[start of Input records]

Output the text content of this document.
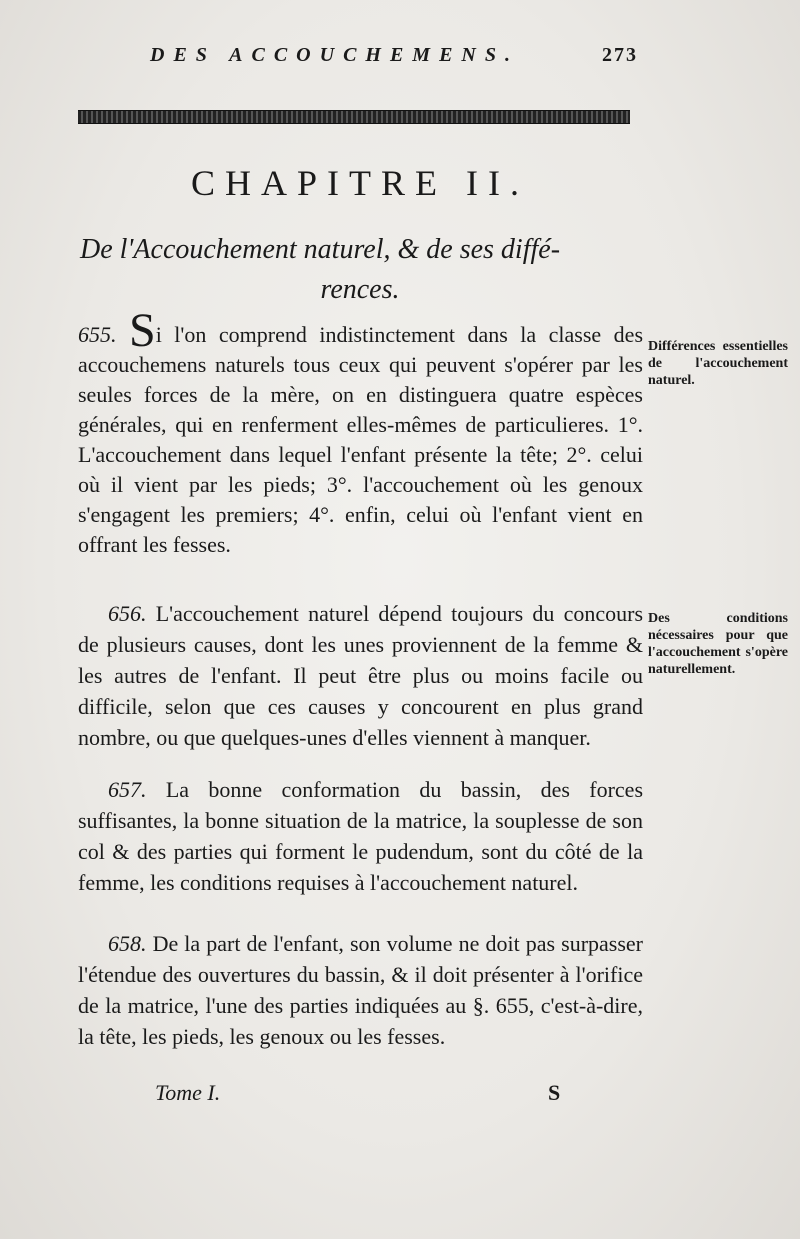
DES ACCOUCHEMENS.	273
CHAPITRE II.
De l'Accouchement naturel, & de ses diffé-
rences.
655. Si l'on comprend indistinctement dans la classe des accouchemens naturels tous ceux qui peuvent s'opérer par les seules forces de la mère, on en distinguera quatre espèces générales, qui en renferment elles-mêmes de particulieres. 1°. L'accouchement dans lequel l'enfant présente la tête; 2°. celui où il vient par les pieds; 3°. l'accouchement où les genoux s'engagent les premiers; 4°. enfin, celui où l'enfant vient en offrant les fesses.
Différences essentielles de l'accouchement naturel.
656. L'accouchement naturel dépend toujours du concours de plusieurs causes, dont les unes proviennent de la femme & les autres de l'enfant. Il peut être plus ou moins facile ou difficile, selon que ces causes y concourent en plus grand nombre, ou que quelques-unes d'elles viennent à manquer.
Des conditions nécessaires pour que l'accouchement s'opère naturellement.
657. La bonne conformation du bassin, des forces suffisantes, la bonne situation de la matrice, la souplesse de son col & des parties qui forment le pudendum, sont du côté de la femme, les conditions requises à l'accouchement naturel.
658. De la part de l'enfant, son volume ne doit pas surpasser l'étendue des ouvertures du bassin, & il doit présenter à l'orifice de la matrice, l'une des parties indiquées au §. 655, c'est-à-dire, la tête, les pieds, les genoux ou les fesses.
Tome I.	S
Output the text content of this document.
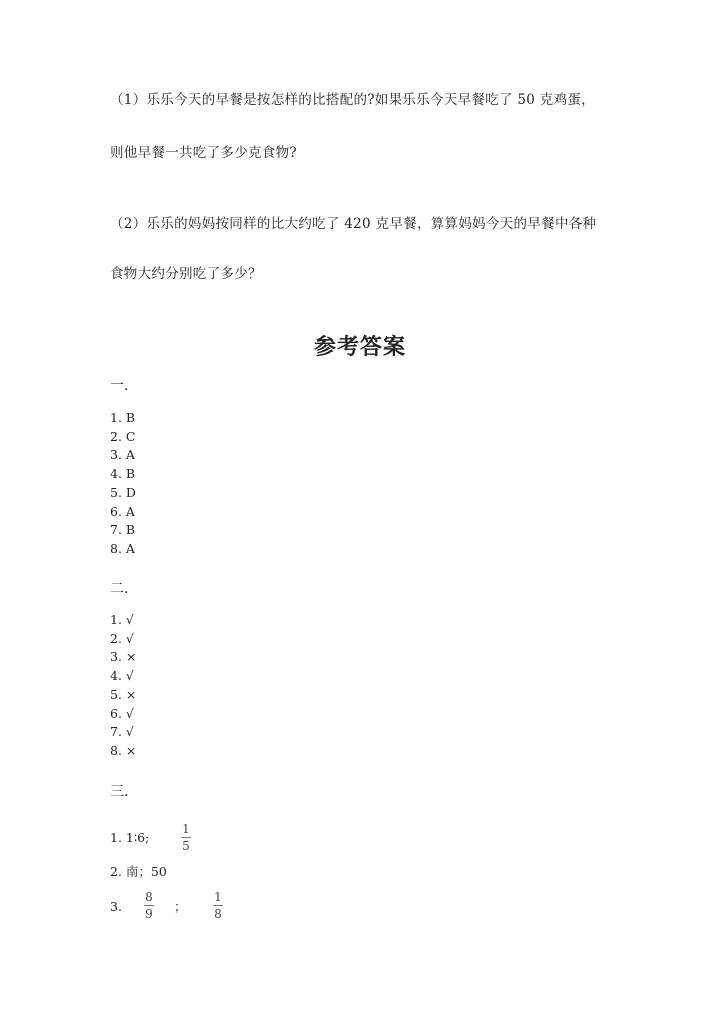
（1）乐乐今天的早餐是按怎样的比搭配的?如果乐乐今天早餐吃了 50 克鸡蛋，
则他早餐一共吃了多少克食物?
（2）乐乐的妈妈按同样的比大约吃了 420 克早餐，算算妈妈今天的早餐中各种
食物大约分别吃了多少？
参考答案
一.
1. B
2. C
3. A
4. B
5. D
6. A
7. B
8. A
二.
1. √
2. √
3. ×
4. √
5. ×
6. √
7. √
8. ×
三.
1. 1∶6;
1
5
2. 南；50
3.
8
9 ；
1
8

[end of Input records]

Problem:
List all lines in the material containing the string "conditions".

The result:
Des conditions nécessaires pour que l'accouchement s'opère naturellement.
657. La bonne conformation du bassin, des forces suffisantes, la bonne situation de la matrice, la souplesse de son col & des parties qui forment le pudendum, sont du côté de la femme, les conditions requises à l'accouchement naturel.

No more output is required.